Copy each line that holds "color".

*** THE INPUT ***

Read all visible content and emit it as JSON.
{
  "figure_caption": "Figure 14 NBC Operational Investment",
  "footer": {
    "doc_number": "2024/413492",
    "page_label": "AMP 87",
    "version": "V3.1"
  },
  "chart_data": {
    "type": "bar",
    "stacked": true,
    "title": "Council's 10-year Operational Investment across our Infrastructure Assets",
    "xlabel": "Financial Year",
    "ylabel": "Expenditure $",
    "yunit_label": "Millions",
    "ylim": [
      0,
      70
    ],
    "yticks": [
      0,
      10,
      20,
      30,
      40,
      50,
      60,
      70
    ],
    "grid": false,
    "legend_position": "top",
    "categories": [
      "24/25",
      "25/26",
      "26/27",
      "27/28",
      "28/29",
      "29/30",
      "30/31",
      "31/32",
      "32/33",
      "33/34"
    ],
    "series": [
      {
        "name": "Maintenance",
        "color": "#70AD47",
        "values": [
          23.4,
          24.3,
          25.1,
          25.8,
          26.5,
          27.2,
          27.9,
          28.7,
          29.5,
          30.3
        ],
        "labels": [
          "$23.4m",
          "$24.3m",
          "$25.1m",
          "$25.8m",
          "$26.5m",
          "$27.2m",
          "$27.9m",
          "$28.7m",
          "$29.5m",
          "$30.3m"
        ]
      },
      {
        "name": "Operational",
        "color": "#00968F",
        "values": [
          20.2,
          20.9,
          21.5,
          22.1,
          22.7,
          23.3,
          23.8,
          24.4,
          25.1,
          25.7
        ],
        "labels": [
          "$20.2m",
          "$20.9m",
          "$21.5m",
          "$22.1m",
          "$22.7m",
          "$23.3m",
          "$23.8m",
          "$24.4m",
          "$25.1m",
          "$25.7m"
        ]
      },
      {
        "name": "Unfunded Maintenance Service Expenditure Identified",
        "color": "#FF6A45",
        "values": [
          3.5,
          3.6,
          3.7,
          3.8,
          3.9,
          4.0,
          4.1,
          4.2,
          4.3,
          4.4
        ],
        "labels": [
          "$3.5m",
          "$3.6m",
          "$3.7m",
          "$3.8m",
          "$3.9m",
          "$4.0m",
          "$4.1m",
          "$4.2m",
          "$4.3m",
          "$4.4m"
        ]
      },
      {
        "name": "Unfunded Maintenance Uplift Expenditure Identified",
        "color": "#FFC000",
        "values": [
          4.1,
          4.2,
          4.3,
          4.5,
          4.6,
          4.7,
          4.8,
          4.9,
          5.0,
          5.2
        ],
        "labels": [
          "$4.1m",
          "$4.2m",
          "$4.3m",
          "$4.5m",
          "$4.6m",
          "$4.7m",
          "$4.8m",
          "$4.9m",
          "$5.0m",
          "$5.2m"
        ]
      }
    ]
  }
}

***

§ **THE RESPONSE**
        "color": "#70AD47",
        "color": "#00968F",
        "color": "#FF6A45",
        "color": "#FFC000",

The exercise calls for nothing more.